== Work to be completed ==
Find the lines that hold the word "this" and return them.

== Information given ==
------------------------------

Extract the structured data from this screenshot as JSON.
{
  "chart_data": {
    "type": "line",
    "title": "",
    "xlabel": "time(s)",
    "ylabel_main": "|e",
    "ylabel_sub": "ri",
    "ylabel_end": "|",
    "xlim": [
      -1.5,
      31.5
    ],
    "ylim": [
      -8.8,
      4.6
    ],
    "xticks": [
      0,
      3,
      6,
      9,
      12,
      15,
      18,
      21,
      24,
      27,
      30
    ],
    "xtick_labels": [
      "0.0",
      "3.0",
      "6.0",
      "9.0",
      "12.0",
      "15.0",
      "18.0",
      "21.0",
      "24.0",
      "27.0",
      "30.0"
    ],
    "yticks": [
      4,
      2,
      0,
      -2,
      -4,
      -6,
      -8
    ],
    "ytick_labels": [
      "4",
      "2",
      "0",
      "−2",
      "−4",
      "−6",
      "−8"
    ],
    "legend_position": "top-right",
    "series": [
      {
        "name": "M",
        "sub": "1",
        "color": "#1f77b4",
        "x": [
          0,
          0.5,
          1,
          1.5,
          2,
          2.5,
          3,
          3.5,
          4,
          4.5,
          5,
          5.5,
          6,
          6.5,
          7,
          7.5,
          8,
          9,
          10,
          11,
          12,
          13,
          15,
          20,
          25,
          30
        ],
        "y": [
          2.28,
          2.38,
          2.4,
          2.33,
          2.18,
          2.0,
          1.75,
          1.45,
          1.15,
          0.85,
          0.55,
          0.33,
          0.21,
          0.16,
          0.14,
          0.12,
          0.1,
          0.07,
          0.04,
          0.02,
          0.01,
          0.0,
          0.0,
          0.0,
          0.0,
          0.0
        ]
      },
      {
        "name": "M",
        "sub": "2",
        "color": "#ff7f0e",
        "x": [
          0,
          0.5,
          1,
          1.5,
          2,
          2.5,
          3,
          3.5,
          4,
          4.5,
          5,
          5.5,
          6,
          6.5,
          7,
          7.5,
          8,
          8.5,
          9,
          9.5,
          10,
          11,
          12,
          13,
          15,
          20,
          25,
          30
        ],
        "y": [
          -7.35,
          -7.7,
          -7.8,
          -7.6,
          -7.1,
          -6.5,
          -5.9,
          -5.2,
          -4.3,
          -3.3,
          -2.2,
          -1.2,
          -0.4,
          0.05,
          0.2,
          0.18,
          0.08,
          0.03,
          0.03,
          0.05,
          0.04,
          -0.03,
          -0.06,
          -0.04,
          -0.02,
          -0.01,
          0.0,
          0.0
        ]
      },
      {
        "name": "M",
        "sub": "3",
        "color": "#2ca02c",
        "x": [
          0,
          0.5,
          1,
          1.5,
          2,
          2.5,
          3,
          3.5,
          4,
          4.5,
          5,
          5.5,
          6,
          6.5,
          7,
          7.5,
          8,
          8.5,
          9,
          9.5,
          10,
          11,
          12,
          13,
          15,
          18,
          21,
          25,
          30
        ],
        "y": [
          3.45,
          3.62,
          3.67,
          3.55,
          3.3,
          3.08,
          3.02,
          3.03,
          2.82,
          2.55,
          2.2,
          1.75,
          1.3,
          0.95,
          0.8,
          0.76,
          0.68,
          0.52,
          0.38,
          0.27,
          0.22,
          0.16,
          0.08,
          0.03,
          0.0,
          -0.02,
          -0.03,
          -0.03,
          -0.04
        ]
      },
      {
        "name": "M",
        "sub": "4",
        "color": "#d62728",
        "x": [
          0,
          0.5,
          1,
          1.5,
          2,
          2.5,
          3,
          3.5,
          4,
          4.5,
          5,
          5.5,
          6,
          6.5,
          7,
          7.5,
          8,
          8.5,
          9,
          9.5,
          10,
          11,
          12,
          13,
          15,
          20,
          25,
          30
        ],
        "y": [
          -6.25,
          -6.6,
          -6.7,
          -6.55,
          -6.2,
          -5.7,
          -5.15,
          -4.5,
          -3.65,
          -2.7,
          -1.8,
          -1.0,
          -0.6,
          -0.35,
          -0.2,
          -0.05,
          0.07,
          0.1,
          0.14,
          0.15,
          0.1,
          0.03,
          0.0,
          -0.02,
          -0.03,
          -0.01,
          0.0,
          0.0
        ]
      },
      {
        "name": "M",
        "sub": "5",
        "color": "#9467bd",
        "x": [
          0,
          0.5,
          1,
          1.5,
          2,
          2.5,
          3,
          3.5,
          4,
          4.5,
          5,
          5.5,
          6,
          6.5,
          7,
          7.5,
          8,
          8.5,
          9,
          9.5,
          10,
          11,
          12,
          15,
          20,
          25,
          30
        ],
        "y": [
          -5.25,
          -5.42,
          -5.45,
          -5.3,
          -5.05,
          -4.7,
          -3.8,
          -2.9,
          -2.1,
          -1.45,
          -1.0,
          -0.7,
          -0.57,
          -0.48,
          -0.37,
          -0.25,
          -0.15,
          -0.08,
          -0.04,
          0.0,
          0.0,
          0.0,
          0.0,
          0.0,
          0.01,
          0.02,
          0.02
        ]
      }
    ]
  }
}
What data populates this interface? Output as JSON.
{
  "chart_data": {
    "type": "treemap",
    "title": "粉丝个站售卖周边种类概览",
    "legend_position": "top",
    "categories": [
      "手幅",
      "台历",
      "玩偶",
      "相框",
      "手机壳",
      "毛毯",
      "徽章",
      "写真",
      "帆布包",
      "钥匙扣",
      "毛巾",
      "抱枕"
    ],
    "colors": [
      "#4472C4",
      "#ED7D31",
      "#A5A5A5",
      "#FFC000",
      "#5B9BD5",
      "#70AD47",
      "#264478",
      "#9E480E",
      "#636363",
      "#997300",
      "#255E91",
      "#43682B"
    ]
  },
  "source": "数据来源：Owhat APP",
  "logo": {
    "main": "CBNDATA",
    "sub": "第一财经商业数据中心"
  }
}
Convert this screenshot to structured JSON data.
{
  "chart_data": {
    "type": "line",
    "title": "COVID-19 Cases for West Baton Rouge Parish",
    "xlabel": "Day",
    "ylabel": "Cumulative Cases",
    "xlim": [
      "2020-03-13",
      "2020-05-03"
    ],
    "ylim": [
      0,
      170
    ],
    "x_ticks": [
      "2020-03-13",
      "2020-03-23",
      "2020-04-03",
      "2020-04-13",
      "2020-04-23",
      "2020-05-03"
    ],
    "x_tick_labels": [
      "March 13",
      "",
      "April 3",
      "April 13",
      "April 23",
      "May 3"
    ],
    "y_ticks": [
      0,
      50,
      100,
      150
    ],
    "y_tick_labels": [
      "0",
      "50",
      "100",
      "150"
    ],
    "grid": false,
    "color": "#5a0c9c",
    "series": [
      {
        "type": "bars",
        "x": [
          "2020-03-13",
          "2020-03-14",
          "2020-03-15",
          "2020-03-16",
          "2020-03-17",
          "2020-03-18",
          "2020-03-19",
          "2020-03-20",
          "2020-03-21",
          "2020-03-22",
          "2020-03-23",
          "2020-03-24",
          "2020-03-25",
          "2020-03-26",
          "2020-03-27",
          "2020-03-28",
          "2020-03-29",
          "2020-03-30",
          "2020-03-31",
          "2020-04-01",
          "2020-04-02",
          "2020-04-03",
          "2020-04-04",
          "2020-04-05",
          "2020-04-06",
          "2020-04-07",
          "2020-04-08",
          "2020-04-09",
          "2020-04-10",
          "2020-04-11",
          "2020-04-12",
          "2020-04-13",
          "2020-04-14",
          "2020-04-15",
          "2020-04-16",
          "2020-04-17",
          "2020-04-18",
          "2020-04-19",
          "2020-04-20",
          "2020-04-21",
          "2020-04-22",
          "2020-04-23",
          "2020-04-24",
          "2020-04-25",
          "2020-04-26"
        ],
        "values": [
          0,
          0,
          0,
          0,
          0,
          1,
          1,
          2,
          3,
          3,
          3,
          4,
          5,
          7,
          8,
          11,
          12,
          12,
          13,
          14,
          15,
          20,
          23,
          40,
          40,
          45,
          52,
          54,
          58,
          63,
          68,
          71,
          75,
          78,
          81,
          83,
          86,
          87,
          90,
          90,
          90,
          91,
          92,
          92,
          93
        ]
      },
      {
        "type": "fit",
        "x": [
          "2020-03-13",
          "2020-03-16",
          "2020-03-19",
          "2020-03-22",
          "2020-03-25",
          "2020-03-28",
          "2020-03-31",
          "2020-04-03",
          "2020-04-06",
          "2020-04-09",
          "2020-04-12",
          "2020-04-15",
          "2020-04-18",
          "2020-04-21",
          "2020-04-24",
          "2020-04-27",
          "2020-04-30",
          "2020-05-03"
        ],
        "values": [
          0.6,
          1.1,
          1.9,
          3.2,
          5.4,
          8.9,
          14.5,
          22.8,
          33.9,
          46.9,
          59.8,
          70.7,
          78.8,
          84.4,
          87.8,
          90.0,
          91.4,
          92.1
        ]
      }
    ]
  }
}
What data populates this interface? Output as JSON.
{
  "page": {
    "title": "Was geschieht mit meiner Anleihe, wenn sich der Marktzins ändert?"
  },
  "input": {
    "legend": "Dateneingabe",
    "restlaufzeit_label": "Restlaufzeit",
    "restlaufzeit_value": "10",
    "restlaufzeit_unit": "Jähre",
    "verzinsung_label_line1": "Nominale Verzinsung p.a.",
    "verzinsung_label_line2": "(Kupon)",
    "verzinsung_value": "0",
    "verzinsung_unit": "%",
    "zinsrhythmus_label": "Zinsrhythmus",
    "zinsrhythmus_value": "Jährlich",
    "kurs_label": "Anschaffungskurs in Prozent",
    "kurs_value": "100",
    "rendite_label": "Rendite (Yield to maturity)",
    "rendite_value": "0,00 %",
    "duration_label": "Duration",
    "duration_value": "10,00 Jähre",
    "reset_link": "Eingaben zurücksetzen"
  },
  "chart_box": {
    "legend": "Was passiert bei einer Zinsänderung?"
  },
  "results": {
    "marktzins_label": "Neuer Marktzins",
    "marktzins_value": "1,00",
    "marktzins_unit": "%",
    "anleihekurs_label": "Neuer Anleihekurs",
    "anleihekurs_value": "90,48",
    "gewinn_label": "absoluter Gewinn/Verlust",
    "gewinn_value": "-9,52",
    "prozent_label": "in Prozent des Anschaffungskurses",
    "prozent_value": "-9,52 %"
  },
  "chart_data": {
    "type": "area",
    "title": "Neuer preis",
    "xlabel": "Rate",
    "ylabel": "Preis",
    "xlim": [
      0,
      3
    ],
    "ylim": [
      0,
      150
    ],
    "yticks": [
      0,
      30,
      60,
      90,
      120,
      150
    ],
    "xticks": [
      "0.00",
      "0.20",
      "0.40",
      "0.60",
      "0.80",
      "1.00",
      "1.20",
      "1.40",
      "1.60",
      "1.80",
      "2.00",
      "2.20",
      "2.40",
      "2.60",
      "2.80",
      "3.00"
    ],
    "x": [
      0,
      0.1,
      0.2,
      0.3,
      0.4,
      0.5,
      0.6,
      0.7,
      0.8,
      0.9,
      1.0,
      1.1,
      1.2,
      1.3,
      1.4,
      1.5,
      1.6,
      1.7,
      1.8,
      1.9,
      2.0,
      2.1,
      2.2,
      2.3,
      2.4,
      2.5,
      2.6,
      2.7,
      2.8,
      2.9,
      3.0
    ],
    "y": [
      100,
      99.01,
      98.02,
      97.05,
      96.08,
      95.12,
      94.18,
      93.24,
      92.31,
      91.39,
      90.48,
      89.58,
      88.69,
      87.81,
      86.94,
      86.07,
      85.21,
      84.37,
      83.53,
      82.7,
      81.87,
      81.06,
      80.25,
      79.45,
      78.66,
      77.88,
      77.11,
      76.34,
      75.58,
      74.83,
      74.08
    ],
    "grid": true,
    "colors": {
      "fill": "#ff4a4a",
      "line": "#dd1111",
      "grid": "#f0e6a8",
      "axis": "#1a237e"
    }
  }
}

------------------------------

== Solved problem ==
Extract the structured data from this screenshot as JSON.
What data populates this interface? Output as JSON.
Convert this screenshot to structured JSON data.
What data populates this interface? Output as JSON.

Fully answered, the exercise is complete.